Exact reproduction is required for all entries.

-- Begin --

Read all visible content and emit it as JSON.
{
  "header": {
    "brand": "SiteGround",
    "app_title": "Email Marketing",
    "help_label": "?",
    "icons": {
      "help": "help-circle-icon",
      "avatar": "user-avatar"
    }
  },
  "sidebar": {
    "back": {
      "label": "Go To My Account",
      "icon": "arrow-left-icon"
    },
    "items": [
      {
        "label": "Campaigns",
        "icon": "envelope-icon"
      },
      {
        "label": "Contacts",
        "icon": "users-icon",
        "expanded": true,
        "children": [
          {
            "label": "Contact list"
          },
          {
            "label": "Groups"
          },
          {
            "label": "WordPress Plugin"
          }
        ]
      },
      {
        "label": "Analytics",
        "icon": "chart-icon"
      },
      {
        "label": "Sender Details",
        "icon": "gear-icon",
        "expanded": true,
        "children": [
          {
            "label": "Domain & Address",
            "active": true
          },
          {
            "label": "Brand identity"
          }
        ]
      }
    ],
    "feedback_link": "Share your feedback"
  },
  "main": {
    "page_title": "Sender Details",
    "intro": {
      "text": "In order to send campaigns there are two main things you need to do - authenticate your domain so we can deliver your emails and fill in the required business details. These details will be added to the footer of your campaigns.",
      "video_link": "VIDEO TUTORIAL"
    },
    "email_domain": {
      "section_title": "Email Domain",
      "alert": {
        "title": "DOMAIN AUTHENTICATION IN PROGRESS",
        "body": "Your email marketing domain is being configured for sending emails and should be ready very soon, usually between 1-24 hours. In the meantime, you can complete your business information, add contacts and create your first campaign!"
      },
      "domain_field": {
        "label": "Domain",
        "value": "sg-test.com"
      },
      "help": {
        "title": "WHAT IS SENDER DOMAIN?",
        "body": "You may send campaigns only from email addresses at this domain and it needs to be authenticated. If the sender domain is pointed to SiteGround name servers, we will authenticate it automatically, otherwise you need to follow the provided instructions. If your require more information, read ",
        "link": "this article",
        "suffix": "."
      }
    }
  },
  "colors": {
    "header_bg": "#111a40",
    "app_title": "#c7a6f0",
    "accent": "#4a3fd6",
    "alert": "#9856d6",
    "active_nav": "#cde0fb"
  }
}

-- End --

▸ **Written solution**:
Read all visible content and emit it as JSON.
{
  "header": {
    "brand": "SiteGround",
    "app_title": "Email Marketing",
    "help_label": "?",
    "icons": {
      "help": "help-circle-icon",
      "avatar": "user-avatar"
    }
  },
  "sidebar": {
    "back": {
      "label": "Go To My Account",
      "icon": "arrow-left-icon"
    },
    "items": [
      {
        "label": "Campaigns",
        "icon": "envelope-icon"
      },
      {
        "label": "Contacts",
        "icon": "users-icon",
        "expanded": true,
        "children": [
          {
            "label": "Contact list"
          },
          {
            "label": "Groups"
          },
          {
            "label": "WordPress Plugin"
          }
        ]
      },
      {
        "label": "Analytics",
        "icon": "chart-icon"
      },
      {
        "label": "Sender Details",
        "icon": "gear-icon",
        "expanded": true,
        "children": [
          {
            "label": "Domain & Address",
            "active": true
          },
          {
            "label": "Brand identity"
          }
        ]
      }
    ],
    "feedback_link": "Share your feedback"
  },
  "main": {
    "page_title": "Sender Details",
    "intro": {
      "text": "In order to send campaigns there are two main things you need to do - authenticate your domain so we can deliver your emails and fill in the required business details. These details will be added to the footer of your campaigns.",
      "video_link": "VIDEO TUTORIAL"
    },
    "email_domain": {
      "section_title": "Email Domain",
      "alert": {
        "title": "DOMAIN AUTHENTICATION IN PROGRESS",
        "body": "Your email marketing domain is being configured for sending emails and should be ready very soon, usually between 1-24 hours. In the meantime, you can complete your business information, add contacts and create your first campaign!"
      },
      "domain_field": {
        "label": "Domain",
        "value": "sg-test.com"
      },
      "help": {
        "title": "WHAT IS SENDER DOMAIN?",
        "body": "You may send campaigns only from email addresses at this domain and it needs to be authenticated. If the sender domain is pointed to SiteGround name servers, we will authenticate it automatically, otherwise you need to follow the provided instructions. If your require more information, read ",
        "link": "this article",
        "suffix": "."
      }
    }
  },
  "colors": {
    "header_bg": "#111a40",
    "app_title": "#c7a6f0",
    "accent": "#4a3fd6",
    "alert": "#9856d6",
    "active_nav": "#cde0fb"
  }
}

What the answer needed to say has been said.